Layout element annotations:
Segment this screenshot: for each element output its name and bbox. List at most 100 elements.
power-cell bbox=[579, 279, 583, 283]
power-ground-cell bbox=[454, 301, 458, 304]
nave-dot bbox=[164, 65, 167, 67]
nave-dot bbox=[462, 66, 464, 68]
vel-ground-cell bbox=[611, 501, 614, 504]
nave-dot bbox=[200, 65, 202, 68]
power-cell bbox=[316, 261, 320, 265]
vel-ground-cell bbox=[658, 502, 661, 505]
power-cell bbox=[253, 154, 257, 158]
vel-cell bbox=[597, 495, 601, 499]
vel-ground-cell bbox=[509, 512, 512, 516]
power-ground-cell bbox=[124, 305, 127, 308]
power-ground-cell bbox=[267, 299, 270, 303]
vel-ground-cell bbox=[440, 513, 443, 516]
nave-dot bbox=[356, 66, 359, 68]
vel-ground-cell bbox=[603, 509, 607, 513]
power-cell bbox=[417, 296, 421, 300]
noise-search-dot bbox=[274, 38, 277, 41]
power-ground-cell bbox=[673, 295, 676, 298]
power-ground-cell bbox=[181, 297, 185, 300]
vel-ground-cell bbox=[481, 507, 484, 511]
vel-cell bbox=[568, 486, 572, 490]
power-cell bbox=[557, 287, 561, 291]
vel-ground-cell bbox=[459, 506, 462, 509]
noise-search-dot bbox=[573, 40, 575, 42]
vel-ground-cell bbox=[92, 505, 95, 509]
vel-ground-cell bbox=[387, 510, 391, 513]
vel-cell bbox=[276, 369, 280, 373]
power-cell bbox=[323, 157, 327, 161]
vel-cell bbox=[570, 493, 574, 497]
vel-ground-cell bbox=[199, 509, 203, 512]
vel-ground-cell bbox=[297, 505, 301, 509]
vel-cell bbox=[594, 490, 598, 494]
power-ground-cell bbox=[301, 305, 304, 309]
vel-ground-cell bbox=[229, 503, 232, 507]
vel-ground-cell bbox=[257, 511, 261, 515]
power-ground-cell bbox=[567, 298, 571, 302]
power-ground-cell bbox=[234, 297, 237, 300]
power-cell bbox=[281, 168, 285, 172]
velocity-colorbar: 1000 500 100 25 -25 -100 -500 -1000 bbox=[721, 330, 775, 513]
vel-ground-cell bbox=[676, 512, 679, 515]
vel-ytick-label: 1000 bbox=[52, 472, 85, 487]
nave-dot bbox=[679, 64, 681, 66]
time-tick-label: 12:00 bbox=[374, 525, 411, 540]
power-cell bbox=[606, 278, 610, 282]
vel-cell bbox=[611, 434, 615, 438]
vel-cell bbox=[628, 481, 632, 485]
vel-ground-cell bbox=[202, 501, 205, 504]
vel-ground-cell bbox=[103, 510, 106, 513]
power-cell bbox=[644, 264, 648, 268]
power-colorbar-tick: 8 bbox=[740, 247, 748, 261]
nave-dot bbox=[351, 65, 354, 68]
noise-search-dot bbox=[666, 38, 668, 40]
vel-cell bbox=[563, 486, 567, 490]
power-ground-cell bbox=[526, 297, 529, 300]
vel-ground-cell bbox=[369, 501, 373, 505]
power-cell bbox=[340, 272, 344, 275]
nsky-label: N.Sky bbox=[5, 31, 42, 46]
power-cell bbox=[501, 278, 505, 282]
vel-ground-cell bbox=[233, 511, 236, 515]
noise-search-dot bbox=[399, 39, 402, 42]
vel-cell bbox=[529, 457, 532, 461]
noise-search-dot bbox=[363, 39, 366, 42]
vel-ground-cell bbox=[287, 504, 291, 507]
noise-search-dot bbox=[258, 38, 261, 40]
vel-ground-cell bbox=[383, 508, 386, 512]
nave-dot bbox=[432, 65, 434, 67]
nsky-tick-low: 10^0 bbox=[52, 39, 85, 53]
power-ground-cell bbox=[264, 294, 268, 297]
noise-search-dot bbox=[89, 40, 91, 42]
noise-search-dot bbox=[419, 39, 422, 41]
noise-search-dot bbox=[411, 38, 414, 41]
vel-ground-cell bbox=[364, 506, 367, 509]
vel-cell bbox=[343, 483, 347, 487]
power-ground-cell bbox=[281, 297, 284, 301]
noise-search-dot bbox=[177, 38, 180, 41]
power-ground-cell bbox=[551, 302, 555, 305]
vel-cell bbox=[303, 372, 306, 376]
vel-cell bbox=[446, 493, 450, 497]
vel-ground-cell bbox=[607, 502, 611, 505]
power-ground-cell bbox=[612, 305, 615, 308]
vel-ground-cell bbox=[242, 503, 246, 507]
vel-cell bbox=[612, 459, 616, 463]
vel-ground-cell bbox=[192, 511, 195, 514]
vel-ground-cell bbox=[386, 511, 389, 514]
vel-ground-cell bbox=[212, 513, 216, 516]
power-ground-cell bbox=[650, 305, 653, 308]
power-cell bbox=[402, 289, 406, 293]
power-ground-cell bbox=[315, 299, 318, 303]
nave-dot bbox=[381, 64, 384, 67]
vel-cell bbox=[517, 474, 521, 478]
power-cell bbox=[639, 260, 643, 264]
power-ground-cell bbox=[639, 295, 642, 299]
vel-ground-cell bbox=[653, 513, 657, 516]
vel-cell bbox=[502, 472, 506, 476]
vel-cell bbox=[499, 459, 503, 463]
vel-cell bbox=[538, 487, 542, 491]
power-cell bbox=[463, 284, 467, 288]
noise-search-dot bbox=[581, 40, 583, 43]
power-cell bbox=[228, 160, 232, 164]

Given problem: Output all of the data above again, line for line, without any change.

Answer:
Segment this screenshot: for each element output its name and bbox. List at most 100 elements.
power-cell bbox=[579, 279, 583, 283]
power-ground-cell bbox=[454, 301, 458, 304]
nave-dot bbox=[164, 65, 167, 67]
nave-dot bbox=[462, 66, 464, 68]
vel-ground-cell bbox=[611, 501, 614, 504]
nave-dot bbox=[200, 65, 202, 68]
power-cell bbox=[316, 261, 320, 265]
vel-ground-cell bbox=[658, 502, 661, 505]
power-cell bbox=[253, 154, 257, 158]
vel-cell bbox=[597, 495, 601, 499]
vel-ground-cell bbox=[509, 512, 512, 516]
power-ground-cell bbox=[124, 305, 127, 308]
power-ground-cell bbox=[267, 299, 270, 303]
vel-ground-cell bbox=[440, 513, 443, 516]
nave-dot bbox=[356, 66, 359, 68]
vel-ground-cell bbox=[603, 509, 607, 513]
power-cell bbox=[417, 296, 421, 300]
noise-search-dot bbox=[274, 38, 277, 41]
power-ground-cell bbox=[673, 295, 676, 298]
power-ground-cell bbox=[181, 297, 185, 300]
vel-ground-cell bbox=[481, 507, 484, 511]
vel-cell bbox=[568, 486, 572, 490]
power-cell bbox=[557, 287, 561, 291]
vel-ground-cell bbox=[459, 506, 462, 509]
noise-search-dot bbox=[573, 40, 575, 42]
vel-ground-cell bbox=[92, 505, 95, 509]
vel-ground-cell bbox=[387, 510, 391, 513]
vel-cell bbox=[276, 369, 280, 373]
power-cell bbox=[323, 157, 327, 161]
vel-cell bbox=[570, 493, 574, 497]
vel-ground-cell bbox=[199, 509, 203, 512]
vel-ground-cell bbox=[297, 505, 301, 509]
vel-cell bbox=[594, 490, 598, 494]
power-ground-cell bbox=[301, 305, 304, 309]
vel-ground-cell bbox=[229, 503, 232, 507]
vel-ground-cell bbox=[257, 511, 261, 515]
power-ground-cell bbox=[567, 298, 571, 302]
power-ground-cell bbox=[234, 297, 237, 300]
power-cell bbox=[281, 168, 285, 172]
velocity-colorbar: 1000 500 100 25 -25 -100 -500 -1000 bbox=[721, 330, 775, 513]
vel-ground-cell bbox=[676, 512, 679, 515]
vel-ytick-label: 1000 bbox=[52, 472, 85, 487]
nave-dot bbox=[679, 64, 681, 66]
time-tick-label: 12:00 bbox=[374, 525, 411, 540]
power-cell bbox=[606, 278, 610, 282]
vel-cell bbox=[611, 434, 615, 438]
vel-cell bbox=[628, 481, 632, 485]
vel-ground-cell bbox=[202, 501, 205, 504]
vel-ground-cell bbox=[103, 510, 106, 513]
power-cell bbox=[644, 264, 648, 268]
power-colorbar-tick: 8 bbox=[740, 247, 748, 261]
nave-dot bbox=[351, 65, 354, 68]
noise-search-dot bbox=[666, 38, 668, 40]
vel-cell bbox=[563, 486, 567, 490]
power-ground-cell bbox=[526, 297, 529, 300]
vel-ground-cell bbox=[369, 501, 373, 505]
power-cell bbox=[340, 272, 344, 275]
nsky-label: N.Sky bbox=[5, 31, 42, 46]
power-cell bbox=[501, 278, 505, 282]
vel-ground-cell bbox=[233, 511, 236, 515]
noise-search-dot bbox=[399, 39, 402, 42]
vel-cell bbox=[529, 457, 532, 461]
noise-search-dot bbox=[363, 39, 366, 42]
vel-ground-cell bbox=[287, 504, 291, 507]
noise-search-dot bbox=[258, 38, 261, 40]
vel-ground-cell bbox=[383, 508, 386, 512]
nave-dot bbox=[432, 65, 434, 67]
nsky-tick-low: 10^0 bbox=[52, 39, 85, 53]
power-ground-cell bbox=[264, 294, 268, 297]
noise-search-dot bbox=[89, 40, 91, 42]
noise-search-dot bbox=[419, 39, 422, 41]
noise-search-dot bbox=[411, 38, 414, 41]
vel-ground-cell bbox=[364, 506, 367, 509]
vel-cell bbox=[343, 483, 347, 487]
power-ground-cell bbox=[281, 297, 284, 301]
noise-search-dot bbox=[177, 38, 180, 41]
power-ground-cell bbox=[551, 302, 555, 305]
vel-cell bbox=[303, 372, 306, 376]
vel-cell bbox=[446, 493, 450, 497]
vel-ground-cell bbox=[607, 502, 611, 505]
power-ground-cell bbox=[612, 305, 615, 308]
vel-ground-cell bbox=[242, 503, 246, 507]
vel-cell bbox=[612, 459, 616, 463]
vel-ground-cell bbox=[192, 511, 195, 514]
vel-ground-cell bbox=[386, 511, 389, 514]
vel-ground-cell bbox=[212, 513, 216, 516]
power-ground-cell bbox=[650, 305, 653, 308]
power-cell bbox=[402, 289, 406, 293]
power-ground-cell bbox=[315, 299, 318, 303]
nave-dot bbox=[381, 64, 384, 67]
vel-cell bbox=[517, 474, 521, 478]
power-cell bbox=[639, 260, 643, 264]
power-ground-cell bbox=[639, 295, 642, 299]
vel-ground-cell bbox=[653, 513, 657, 516]
vel-cell bbox=[502, 472, 506, 476]
vel-cell bbox=[499, 459, 503, 463]
vel-cell bbox=[538, 487, 542, 491]
power-cell bbox=[463, 284, 467, 288]
noise-search-dot bbox=[581, 40, 583, 43]
power-cell bbox=[228, 160, 232, 164]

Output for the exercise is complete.